#### What to work on:
Where a line contains the word "label", copy that line in full.

#### Supplied entries:
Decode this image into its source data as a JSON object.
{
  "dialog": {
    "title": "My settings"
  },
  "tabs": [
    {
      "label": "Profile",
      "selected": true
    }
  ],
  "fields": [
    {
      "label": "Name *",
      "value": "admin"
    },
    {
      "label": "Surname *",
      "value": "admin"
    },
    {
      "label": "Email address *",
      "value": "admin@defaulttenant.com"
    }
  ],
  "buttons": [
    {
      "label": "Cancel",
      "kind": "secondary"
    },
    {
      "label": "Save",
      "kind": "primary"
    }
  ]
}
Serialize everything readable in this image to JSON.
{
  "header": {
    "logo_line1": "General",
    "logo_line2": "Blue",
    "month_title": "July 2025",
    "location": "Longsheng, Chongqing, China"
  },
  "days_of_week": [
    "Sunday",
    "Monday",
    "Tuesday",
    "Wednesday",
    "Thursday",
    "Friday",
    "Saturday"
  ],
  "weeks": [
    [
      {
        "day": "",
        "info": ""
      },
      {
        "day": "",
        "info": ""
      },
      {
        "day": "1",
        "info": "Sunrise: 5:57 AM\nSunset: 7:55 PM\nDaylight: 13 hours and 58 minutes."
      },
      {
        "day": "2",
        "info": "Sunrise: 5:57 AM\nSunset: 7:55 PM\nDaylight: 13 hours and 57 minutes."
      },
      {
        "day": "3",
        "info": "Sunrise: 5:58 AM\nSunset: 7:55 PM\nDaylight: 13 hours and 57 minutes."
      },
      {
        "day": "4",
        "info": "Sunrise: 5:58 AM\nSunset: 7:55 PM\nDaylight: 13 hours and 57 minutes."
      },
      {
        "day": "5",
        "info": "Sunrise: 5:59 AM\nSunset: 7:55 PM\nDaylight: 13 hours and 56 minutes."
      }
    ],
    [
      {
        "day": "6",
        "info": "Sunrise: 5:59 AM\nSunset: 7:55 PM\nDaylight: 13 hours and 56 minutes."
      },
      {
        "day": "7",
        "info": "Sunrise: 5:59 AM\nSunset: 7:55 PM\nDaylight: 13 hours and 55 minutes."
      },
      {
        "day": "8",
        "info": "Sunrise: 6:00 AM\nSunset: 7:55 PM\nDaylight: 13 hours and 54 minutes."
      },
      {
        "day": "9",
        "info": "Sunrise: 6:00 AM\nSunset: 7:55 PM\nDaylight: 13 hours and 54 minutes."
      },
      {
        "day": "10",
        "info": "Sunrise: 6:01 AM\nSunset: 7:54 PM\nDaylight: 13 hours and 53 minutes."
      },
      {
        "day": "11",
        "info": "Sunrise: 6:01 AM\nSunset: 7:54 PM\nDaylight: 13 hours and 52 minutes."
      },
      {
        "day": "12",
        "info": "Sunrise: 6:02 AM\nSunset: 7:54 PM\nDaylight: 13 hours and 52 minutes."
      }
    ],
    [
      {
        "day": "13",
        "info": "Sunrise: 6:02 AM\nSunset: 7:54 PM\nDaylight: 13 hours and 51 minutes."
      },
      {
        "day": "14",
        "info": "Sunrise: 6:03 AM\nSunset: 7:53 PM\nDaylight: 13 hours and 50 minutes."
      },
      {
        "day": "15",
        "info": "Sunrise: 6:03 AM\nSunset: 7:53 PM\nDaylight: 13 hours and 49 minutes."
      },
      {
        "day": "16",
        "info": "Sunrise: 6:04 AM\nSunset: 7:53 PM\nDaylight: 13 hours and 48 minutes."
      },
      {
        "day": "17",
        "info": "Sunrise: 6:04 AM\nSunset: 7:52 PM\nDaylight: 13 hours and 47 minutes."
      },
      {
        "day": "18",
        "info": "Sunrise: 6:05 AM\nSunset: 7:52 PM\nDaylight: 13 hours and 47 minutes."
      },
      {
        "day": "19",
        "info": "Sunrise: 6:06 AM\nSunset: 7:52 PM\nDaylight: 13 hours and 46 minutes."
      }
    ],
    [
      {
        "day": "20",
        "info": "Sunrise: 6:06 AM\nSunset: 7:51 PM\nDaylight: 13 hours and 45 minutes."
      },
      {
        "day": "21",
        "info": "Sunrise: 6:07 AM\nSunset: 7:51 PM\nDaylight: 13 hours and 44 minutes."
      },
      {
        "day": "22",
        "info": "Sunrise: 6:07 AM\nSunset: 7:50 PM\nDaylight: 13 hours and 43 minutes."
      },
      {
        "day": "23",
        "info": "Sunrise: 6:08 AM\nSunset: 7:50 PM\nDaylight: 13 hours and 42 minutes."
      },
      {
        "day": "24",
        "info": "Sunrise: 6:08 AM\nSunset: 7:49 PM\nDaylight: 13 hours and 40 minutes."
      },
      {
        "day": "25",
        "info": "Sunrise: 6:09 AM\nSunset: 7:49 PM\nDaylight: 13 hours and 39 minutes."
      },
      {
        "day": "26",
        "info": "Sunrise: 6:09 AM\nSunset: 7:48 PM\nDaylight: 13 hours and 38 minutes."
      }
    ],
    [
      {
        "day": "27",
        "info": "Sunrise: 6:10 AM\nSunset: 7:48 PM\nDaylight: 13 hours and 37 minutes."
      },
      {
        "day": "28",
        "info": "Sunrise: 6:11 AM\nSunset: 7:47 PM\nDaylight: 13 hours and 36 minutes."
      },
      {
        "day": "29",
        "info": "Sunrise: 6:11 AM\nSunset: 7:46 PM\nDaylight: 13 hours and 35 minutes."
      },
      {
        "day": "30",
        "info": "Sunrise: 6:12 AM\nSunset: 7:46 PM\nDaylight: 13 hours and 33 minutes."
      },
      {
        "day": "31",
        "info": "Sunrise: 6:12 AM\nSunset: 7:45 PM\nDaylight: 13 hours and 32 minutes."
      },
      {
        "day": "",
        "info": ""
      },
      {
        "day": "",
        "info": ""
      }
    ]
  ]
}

#### Task response:
      "label": "Profile",
      "label": "Name *",
      "label": "Surname *",
      "label": "Email address *",
      "label": "Cancel",
      "label": "Save",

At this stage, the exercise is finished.